* [Work to complete]
Scan the records below for the word "title" and give only the number of lines that hold it.

* [Supplied records]
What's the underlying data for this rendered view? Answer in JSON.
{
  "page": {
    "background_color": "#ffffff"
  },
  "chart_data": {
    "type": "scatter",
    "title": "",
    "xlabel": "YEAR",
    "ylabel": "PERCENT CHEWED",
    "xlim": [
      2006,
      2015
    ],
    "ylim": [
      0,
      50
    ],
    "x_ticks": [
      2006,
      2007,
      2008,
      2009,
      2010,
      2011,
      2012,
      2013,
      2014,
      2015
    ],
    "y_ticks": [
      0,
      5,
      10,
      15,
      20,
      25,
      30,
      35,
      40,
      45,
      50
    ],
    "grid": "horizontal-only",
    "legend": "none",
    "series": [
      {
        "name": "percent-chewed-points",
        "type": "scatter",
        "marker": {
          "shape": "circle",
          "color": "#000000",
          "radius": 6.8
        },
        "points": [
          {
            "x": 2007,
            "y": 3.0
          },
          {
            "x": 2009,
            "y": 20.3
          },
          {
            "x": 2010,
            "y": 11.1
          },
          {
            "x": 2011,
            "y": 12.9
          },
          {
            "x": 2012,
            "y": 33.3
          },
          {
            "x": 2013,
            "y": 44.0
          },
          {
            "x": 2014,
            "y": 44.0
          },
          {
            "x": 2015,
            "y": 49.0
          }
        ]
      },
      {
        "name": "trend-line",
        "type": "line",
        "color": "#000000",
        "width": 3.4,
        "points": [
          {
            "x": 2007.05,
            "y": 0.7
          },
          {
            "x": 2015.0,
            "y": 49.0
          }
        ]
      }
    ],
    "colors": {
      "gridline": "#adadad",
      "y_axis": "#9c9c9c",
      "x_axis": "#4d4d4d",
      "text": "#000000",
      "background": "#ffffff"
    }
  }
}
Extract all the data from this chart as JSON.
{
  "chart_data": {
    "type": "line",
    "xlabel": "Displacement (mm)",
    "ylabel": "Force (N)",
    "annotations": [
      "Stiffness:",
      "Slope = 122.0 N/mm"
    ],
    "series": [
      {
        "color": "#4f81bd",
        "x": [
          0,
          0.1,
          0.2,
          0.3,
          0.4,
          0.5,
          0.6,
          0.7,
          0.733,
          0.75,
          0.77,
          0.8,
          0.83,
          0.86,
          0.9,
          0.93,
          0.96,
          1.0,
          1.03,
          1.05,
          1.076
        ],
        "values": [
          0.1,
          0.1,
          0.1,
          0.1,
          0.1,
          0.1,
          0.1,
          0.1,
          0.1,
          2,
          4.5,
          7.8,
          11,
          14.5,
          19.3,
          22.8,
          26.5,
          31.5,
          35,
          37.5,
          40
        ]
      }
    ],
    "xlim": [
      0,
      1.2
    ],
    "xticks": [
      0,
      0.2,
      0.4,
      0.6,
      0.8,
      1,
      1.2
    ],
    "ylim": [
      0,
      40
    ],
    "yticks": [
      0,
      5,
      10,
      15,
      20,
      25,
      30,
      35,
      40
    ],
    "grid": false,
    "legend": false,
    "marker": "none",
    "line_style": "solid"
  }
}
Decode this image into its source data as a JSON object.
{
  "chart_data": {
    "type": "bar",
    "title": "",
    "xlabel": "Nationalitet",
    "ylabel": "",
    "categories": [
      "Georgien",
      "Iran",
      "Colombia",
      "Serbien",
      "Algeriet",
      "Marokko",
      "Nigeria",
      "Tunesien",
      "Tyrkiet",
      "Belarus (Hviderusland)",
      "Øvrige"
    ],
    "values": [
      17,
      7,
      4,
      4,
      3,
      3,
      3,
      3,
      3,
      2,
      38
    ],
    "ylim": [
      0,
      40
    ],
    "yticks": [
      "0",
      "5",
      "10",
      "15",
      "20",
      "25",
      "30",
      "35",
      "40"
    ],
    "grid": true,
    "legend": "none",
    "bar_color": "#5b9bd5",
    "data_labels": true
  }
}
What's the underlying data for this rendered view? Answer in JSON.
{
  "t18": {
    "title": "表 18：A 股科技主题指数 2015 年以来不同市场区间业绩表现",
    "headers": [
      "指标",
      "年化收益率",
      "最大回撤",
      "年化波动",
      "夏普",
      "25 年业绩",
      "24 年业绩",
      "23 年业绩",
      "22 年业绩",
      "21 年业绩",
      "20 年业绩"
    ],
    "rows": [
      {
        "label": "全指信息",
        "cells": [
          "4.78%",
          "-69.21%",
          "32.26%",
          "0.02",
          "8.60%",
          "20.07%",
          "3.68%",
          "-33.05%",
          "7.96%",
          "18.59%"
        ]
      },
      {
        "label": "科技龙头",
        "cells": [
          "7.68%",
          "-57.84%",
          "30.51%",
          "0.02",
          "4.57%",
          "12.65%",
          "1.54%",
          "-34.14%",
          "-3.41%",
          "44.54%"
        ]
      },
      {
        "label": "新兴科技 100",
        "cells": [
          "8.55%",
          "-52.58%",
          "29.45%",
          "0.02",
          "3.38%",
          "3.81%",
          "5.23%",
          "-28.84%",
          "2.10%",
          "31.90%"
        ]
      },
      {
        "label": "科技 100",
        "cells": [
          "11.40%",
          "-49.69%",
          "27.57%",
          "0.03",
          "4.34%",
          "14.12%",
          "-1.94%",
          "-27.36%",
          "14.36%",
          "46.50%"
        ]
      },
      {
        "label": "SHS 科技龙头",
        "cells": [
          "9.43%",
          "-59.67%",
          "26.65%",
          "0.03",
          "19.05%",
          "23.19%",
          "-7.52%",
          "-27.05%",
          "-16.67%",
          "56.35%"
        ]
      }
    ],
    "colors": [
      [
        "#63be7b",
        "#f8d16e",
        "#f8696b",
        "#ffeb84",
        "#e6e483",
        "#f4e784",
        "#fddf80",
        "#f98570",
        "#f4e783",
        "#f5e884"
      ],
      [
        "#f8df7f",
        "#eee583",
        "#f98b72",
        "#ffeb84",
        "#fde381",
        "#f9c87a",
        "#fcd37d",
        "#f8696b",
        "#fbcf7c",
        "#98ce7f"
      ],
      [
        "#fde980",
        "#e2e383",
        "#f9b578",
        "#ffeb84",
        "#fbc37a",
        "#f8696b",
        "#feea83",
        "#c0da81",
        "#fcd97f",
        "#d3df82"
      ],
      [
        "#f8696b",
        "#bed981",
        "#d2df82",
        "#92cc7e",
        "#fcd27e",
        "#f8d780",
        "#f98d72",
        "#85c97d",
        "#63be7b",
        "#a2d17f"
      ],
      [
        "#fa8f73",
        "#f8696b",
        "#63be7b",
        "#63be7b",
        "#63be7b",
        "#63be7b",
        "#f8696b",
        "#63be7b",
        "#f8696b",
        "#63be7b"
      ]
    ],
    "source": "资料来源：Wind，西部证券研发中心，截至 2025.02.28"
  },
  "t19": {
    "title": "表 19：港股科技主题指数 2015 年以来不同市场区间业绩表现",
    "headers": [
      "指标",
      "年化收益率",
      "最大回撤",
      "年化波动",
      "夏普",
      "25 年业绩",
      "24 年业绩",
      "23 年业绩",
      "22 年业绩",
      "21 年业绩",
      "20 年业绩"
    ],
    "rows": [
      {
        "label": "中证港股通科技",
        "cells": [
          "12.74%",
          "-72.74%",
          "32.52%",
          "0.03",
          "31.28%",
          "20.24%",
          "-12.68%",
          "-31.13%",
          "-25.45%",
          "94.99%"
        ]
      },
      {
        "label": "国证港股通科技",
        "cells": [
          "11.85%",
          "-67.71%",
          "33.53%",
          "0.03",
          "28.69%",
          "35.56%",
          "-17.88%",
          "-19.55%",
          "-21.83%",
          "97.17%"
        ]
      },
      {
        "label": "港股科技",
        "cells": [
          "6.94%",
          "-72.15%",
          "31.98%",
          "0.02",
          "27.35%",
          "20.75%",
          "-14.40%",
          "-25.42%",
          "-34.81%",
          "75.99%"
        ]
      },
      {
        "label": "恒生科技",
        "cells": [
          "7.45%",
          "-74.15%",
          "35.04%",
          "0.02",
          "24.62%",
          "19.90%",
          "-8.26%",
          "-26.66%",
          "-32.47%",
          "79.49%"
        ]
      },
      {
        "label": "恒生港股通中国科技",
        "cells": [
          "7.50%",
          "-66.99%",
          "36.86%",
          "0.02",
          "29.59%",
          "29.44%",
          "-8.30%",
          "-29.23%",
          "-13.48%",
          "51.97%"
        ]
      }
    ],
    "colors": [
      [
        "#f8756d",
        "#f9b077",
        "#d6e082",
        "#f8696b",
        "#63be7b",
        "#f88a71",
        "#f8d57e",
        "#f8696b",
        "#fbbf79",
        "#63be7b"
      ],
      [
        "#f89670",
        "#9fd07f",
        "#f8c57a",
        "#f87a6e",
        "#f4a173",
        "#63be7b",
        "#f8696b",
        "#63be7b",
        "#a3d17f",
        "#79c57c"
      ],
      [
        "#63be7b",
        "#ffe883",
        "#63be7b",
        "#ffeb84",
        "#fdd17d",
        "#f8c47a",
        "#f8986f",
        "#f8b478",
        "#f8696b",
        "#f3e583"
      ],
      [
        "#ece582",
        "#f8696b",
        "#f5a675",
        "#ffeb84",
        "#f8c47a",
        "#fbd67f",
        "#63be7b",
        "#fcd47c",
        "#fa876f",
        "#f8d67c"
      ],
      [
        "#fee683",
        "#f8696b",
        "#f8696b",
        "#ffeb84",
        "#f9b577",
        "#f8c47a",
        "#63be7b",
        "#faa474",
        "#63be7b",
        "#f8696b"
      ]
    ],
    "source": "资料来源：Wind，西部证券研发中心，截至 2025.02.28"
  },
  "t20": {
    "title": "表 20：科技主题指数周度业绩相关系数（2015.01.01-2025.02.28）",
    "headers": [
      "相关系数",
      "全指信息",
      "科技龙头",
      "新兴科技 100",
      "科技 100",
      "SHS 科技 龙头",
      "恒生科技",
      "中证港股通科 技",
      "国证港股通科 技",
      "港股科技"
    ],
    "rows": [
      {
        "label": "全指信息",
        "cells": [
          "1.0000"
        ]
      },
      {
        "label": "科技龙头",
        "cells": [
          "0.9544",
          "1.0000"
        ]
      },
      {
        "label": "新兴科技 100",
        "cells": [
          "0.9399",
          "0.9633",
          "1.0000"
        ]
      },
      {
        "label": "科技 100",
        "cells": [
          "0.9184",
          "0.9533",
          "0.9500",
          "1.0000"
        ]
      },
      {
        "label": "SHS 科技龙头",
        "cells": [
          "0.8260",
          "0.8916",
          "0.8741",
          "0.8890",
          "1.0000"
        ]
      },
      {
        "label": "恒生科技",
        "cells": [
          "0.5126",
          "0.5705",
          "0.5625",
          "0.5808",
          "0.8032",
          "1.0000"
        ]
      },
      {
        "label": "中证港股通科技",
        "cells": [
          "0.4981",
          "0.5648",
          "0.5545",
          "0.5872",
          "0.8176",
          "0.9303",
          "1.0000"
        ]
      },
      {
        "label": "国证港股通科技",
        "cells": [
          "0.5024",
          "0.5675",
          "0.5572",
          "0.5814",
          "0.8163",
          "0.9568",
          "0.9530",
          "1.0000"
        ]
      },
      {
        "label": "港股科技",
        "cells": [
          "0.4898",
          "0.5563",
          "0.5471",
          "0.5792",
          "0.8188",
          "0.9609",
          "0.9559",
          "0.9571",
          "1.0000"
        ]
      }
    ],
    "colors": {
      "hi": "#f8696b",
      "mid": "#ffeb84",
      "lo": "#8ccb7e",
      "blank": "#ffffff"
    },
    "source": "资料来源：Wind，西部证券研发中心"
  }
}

* [Final result]
5